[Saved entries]
•••••
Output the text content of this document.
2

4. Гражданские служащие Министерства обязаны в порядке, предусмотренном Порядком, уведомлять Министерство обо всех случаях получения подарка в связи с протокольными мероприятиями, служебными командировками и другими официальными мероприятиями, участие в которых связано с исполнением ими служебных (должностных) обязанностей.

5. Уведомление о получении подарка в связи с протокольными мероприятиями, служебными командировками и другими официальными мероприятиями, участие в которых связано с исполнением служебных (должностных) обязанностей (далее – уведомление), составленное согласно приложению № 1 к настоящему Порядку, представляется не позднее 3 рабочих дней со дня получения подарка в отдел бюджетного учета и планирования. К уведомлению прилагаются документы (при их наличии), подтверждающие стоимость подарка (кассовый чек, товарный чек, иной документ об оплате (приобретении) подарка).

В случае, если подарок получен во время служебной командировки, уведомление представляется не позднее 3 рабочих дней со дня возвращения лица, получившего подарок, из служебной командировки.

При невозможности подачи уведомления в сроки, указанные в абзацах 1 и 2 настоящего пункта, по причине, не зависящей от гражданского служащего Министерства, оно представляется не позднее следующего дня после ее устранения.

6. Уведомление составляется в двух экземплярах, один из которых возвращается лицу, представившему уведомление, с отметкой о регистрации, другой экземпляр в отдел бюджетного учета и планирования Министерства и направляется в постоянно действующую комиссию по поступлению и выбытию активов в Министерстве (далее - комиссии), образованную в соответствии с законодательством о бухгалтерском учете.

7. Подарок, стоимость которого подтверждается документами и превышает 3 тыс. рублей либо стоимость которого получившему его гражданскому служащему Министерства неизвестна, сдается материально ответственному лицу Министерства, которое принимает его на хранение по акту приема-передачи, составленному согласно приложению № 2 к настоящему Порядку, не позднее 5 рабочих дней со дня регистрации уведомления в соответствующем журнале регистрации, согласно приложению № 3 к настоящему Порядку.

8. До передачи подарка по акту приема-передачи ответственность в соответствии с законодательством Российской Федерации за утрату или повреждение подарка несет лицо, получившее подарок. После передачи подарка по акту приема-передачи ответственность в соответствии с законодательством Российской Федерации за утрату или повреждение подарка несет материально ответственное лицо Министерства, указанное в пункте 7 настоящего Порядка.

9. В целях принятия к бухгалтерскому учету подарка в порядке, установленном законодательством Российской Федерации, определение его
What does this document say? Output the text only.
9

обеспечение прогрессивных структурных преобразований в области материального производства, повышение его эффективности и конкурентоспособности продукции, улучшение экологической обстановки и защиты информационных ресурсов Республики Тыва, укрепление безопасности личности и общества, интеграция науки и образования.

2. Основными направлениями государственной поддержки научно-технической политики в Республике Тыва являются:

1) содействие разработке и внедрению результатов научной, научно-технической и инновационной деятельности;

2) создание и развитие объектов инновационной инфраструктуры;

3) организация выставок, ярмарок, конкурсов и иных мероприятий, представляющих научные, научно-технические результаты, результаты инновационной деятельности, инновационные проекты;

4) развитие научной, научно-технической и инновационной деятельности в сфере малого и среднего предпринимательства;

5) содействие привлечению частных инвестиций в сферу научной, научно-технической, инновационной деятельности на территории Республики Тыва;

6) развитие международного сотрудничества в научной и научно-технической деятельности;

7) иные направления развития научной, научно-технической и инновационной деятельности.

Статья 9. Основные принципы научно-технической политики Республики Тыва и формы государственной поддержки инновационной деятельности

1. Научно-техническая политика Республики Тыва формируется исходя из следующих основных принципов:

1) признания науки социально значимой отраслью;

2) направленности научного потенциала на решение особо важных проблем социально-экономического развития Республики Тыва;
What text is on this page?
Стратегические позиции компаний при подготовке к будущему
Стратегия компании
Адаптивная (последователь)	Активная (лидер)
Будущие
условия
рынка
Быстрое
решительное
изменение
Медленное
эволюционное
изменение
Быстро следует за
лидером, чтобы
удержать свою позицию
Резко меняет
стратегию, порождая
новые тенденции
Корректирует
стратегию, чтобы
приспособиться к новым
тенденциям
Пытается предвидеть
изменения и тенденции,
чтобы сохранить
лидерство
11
•••••
Every record above needs to be repeated word for word.

Output the text content of this document.
2

4. Гражданские служащие Министерства обязаны в порядке, предусмотренном Порядком, уведомлять Министерство обо всех случаях получения подарка в связи с протокольными мероприятиями, служебными командировками и другими официальными мероприятиями, участие в которых связано с исполнением ими служебных (должностных) обязанностей.

5. Уведомление о получении подарка в связи с протокольными мероприятиями, служебными командировками и другими официальными мероприятиями, участие в которых связано с исполнением служебных (должностных) обязанностей (далее – уведомление), составленное согласно приложению № 1 к настоящему Порядку, представляется не позднее 3 рабочих дней со дня получения подарка в отдел бюджетного учета и планирования. К уведомлению прилагаются документы (при их наличии), подтверждающие стоимость подарка (кассовый чек, товарный чек, иной документ об оплате (приобретении) подарка).

В случае, если подарок получен во время служебной командировки, уведомление представляется не позднее 3 рабочих дней со дня возвращения лица, получившего подарок, из служебной командировки.

При невозможности подачи уведомления в сроки, указанные в абзацах 1 и 2 настоящего пункта, по причине, не зависящей от гражданского служащего Министерства, оно представляется не позднее следующего дня после ее устранения.

6. Уведомление составляется в двух экземплярах, один из которых возвращается лицу, представившему уведомление, с отметкой о регистрации, другой экземпляр в отдел бюджетного учета и планирования Министерства и направляется в постоянно действующую комиссию по поступлению и выбытию активов в Министерстве (далее - комиссии), образованную в соответствии с законодательством о бухгалтерском учете.

7. Подарок, стоимость которого подтверждается документами и превышает 3 тыс. рублей либо стоимость которого получившему его гражданскому служащему Министерства неизвестна, сдается материально ответственному лицу Министерства, которое принимает его на хранение по акту приема-передачи, составленному согласно приложению № 2 к настоящему Порядку, не позднее 5 рабочих дней со дня регистрации уведомления в соответствующем журнале регистрации, согласно приложению № 3 к настоящему Порядку.

8. До передачи подарка по акту приема-передачи ответственность в соответствии с законодательством Российской Федерации за утрату или повреждение подарка несет лицо, получившее подарок. После передачи подарка по акту приема-передачи ответственность в соответствии с законодательством Российской Федерации за утрату или повреждение подарка несет материально ответственное лицо Министерства, указанное в пункте 7 настоящего Порядка.

9. В целях принятия к бухгалтерскому учету подарка в порядке, установленном законодательством Российской Федерации, определение его
What does this document say? Output the text only.
9

обеспечение прогрессивных структурных преобразований в области материального производства, повышение его эффективности и конкурентоспособности продукции, улучшение экологической обстановки и защиты информационных ресурсов Республики Тыва, укрепление безопасности личности и общества, интеграция науки и образования.

2. Основными направлениями государственной поддержки научно-технической политики в Республике Тыва являются:

1) содействие разработке и внедрению результатов научной, научно-технической и инновационной деятельности;

2) создание и развитие объектов инновационной инфраструктуры;

3) организация выставок, ярмарок, конкурсов и иных мероприятий, представляющих научные, научно-технические результаты, результаты инновационной деятельности, инновационные проекты;

4) развитие научной, научно-технической и инновационной деятельности в сфере малого и среднего предпринимательства;

5) содействие привлечению частных инвестиций в сферу научной, научно-технической, инновационной деятельности на территории Республики Тыва;

6) развитие международного сотрудничества в научной и научно-технической деятельности;

7) иные направления развития научной, научно-технической и инновационной деятельности.

Статья 9. Основные принципы научно-технической политики Республики Тыва и формы государственной поддержки инновационной деятельности

1. Научно-техническая политика Республики Тыва формируется исходя из следующих основных принципов:

1) признания науки социально значимой отраслью;

2) направленности научного потенциала на решение особо важных проблем социально-экономического развития Республики Тыва;
What text is on this page?
Стратегические позиции компаний при подготовке к будущему
Стратегия компании
Адаптивная (последователь)	Активная (лидер)
Будущие
условия
рынка
Быстрое
решительное
изменение
Медленное
эволюционное
изменение
Быстро следует за
лидером, чтобы
удержать свою позицию
Резко меняет
стратегию, порождая
новые тенденции
Корректирует
стратегию, чтобы
приспособиться к новым
тенденциям
Пытается предвидеть
изменения и тенденции,
чтобы сохранить
лидерство
11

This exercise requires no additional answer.